:: Data for the task ::

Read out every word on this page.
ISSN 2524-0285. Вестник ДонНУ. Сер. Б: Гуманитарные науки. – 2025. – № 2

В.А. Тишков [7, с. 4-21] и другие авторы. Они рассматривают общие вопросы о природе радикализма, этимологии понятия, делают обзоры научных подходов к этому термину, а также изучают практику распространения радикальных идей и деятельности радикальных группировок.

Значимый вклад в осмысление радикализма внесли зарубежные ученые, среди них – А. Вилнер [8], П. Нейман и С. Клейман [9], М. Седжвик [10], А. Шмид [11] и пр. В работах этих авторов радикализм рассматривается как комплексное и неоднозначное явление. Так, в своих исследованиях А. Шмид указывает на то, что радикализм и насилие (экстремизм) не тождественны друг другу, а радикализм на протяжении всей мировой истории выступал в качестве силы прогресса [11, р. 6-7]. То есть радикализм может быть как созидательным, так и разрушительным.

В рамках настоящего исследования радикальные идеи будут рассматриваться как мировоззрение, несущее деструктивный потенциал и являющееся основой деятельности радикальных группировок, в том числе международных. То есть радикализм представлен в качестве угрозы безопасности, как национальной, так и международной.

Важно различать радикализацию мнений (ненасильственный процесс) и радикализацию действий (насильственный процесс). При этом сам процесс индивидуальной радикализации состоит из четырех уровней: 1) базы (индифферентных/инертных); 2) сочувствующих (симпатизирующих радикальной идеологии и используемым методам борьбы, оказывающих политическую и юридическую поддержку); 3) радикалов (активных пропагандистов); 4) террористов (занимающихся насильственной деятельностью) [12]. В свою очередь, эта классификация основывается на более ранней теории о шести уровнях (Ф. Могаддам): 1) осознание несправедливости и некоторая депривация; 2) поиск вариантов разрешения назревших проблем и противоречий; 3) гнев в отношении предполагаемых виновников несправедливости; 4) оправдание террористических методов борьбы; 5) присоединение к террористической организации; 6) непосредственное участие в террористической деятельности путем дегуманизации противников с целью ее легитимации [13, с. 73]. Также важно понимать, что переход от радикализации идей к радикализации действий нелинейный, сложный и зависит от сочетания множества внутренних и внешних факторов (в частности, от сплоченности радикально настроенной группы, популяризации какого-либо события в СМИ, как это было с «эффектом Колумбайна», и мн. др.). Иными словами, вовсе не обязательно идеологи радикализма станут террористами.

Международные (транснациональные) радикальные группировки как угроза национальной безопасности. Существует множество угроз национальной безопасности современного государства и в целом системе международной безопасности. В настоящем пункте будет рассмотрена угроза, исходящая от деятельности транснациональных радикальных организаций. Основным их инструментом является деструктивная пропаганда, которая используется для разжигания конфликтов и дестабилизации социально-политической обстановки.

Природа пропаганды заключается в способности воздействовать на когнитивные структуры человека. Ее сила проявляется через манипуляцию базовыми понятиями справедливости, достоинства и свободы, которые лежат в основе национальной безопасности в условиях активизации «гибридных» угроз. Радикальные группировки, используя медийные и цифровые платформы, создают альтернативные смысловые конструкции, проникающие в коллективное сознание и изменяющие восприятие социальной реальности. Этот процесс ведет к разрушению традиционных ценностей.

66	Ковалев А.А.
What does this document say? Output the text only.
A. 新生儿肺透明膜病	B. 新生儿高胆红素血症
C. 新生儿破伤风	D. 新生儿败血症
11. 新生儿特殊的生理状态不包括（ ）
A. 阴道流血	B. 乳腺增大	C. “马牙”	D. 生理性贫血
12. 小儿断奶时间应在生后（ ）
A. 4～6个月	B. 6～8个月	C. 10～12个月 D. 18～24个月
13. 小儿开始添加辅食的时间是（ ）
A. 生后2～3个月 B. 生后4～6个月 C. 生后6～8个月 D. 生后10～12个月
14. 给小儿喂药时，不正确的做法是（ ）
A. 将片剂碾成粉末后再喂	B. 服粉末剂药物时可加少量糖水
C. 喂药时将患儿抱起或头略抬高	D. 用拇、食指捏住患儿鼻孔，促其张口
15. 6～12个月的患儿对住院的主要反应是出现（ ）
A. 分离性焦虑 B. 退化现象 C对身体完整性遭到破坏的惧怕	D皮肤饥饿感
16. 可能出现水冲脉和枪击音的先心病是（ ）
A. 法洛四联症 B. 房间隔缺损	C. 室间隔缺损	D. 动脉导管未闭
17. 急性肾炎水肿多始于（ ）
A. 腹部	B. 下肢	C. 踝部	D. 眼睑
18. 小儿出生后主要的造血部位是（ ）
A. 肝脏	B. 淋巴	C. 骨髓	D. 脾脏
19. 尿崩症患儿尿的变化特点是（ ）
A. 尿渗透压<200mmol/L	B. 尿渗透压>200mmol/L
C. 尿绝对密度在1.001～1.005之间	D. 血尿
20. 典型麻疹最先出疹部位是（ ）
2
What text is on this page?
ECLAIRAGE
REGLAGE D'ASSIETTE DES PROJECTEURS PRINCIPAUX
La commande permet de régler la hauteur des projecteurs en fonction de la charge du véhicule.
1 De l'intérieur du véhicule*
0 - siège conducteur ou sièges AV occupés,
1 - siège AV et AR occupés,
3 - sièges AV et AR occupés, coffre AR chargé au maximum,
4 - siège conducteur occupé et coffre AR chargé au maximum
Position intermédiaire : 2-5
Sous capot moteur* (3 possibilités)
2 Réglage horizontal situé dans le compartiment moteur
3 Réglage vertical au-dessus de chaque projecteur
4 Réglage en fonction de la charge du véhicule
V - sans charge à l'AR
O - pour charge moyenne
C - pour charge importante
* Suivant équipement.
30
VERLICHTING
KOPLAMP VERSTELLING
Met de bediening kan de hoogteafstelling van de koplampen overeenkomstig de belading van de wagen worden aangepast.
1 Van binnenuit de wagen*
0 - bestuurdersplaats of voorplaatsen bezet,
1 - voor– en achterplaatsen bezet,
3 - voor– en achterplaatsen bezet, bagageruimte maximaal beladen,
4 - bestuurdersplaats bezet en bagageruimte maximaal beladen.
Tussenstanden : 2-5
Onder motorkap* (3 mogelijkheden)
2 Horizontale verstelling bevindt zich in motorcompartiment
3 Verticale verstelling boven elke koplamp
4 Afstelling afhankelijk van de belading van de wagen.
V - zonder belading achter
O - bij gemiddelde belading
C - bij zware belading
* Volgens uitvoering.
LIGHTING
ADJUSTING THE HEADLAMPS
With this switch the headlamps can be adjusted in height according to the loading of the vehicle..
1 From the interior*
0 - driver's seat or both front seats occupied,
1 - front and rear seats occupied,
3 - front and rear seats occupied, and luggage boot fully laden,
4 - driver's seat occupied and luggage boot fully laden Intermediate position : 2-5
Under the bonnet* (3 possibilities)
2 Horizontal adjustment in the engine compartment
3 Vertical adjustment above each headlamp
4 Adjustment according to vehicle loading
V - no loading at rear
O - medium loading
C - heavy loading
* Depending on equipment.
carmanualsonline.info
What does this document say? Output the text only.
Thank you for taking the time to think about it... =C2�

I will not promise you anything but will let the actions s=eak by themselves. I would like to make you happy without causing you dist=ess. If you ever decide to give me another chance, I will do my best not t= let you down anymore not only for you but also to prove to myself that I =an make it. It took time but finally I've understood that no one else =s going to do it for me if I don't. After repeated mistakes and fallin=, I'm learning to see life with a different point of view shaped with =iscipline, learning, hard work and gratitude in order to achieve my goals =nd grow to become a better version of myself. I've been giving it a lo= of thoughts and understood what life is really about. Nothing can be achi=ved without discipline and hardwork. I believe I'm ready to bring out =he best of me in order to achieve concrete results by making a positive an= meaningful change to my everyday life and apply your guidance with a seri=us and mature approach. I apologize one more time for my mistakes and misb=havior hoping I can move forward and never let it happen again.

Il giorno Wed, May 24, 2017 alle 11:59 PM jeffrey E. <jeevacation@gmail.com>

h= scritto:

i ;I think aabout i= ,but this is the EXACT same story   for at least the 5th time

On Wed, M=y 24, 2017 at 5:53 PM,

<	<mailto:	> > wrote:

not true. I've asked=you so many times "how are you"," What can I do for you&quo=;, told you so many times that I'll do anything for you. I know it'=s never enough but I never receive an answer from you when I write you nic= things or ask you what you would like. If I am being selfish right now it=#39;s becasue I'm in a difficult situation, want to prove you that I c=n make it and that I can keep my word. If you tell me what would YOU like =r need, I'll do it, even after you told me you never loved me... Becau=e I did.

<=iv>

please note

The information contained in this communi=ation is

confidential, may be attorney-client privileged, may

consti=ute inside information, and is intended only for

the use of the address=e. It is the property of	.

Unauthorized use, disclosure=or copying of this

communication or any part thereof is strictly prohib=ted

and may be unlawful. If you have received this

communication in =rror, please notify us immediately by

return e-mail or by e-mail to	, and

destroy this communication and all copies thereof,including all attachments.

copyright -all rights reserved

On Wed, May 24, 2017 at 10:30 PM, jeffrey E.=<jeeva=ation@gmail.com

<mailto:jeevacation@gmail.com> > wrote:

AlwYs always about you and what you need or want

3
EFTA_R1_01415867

:::

§ **Exercise objective**
Collect every line from the records above that contains the word "front".

§ **Reply**
0 - driver's seat or both front seats occupied,
1 - front and rear seats occupied,
3 - front and rear seats occupied, and luggage boot fully laden,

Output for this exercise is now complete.